(Data items)
━━━━━━━━━━

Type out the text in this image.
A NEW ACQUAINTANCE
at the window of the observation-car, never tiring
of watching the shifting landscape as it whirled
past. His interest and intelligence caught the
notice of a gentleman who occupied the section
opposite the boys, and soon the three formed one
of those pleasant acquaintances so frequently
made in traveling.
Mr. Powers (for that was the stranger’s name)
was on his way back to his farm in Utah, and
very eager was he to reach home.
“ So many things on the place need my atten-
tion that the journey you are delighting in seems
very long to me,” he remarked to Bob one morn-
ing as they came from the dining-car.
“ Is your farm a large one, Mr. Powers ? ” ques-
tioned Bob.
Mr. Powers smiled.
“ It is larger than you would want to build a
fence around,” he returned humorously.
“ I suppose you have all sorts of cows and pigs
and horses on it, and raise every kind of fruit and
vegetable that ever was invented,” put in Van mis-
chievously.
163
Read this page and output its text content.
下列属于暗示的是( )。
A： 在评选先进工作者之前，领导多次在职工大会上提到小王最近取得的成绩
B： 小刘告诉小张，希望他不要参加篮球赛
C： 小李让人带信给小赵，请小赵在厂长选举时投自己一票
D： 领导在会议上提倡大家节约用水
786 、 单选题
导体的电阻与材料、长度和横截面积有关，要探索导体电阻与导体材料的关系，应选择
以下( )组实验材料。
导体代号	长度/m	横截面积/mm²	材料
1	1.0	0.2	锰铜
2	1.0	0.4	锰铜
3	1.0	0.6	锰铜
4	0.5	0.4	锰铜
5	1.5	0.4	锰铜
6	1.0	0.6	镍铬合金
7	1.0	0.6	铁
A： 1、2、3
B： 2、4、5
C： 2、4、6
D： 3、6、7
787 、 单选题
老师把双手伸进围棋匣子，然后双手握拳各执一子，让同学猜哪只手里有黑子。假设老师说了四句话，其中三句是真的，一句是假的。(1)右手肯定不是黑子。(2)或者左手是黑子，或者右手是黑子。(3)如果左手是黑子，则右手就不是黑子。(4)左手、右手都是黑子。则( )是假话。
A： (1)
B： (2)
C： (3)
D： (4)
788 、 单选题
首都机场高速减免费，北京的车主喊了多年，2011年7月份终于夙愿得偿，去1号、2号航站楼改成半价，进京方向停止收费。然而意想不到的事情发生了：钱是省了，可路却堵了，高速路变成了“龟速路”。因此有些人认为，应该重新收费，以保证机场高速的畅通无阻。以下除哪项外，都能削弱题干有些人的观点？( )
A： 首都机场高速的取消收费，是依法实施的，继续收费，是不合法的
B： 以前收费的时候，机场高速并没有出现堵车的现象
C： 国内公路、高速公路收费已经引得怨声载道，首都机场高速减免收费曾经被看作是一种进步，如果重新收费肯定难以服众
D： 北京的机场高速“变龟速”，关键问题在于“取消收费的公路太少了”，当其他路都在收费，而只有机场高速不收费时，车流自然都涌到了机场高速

━━━━━━━━━━

▸ Objective: Say, as a single number and nothing more, how many lines of the entries contain the word "text".

▸ Task output: 2